Using the records provided below, locate and copy each line that contains the word "qilish".

-- Begin --

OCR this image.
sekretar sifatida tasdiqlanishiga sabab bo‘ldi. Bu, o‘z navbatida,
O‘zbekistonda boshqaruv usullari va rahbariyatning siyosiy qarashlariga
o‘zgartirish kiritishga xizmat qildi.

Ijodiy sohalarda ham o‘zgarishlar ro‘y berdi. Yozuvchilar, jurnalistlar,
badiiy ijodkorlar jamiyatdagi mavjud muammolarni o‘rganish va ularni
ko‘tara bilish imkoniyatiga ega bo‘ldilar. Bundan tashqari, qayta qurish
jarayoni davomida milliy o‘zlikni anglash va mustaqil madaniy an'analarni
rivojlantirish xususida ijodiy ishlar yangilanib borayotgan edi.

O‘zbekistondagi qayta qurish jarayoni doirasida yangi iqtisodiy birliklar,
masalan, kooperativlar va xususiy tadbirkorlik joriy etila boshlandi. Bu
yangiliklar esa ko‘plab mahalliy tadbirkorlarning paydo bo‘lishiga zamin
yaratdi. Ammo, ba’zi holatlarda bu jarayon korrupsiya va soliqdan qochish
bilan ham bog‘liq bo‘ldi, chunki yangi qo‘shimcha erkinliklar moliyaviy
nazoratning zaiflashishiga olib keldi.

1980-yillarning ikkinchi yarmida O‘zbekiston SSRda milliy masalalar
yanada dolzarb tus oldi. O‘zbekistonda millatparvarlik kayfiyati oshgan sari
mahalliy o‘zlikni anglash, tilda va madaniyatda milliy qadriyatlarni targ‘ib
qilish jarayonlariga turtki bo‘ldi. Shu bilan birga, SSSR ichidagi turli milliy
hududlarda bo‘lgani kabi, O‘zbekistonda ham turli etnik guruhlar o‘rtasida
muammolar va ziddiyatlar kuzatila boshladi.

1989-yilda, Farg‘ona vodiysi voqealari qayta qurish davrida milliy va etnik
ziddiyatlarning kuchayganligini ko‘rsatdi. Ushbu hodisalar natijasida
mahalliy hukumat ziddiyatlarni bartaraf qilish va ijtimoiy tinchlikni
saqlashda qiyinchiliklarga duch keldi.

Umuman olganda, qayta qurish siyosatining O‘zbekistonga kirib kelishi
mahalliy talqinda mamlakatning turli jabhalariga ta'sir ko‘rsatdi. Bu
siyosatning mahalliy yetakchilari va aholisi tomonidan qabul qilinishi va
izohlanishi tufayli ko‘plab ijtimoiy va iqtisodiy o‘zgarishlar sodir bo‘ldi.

-- End --

*ANSWER FOR THIS EXERCISE:*
qilish jarayonlariga turtki bo‘ldi. Shu bilan birga, SSSR ichidagi turli milliy
mahalliy hukumat ziddiyatlarni bartaraf qilish va ijtimoiy tinchlikni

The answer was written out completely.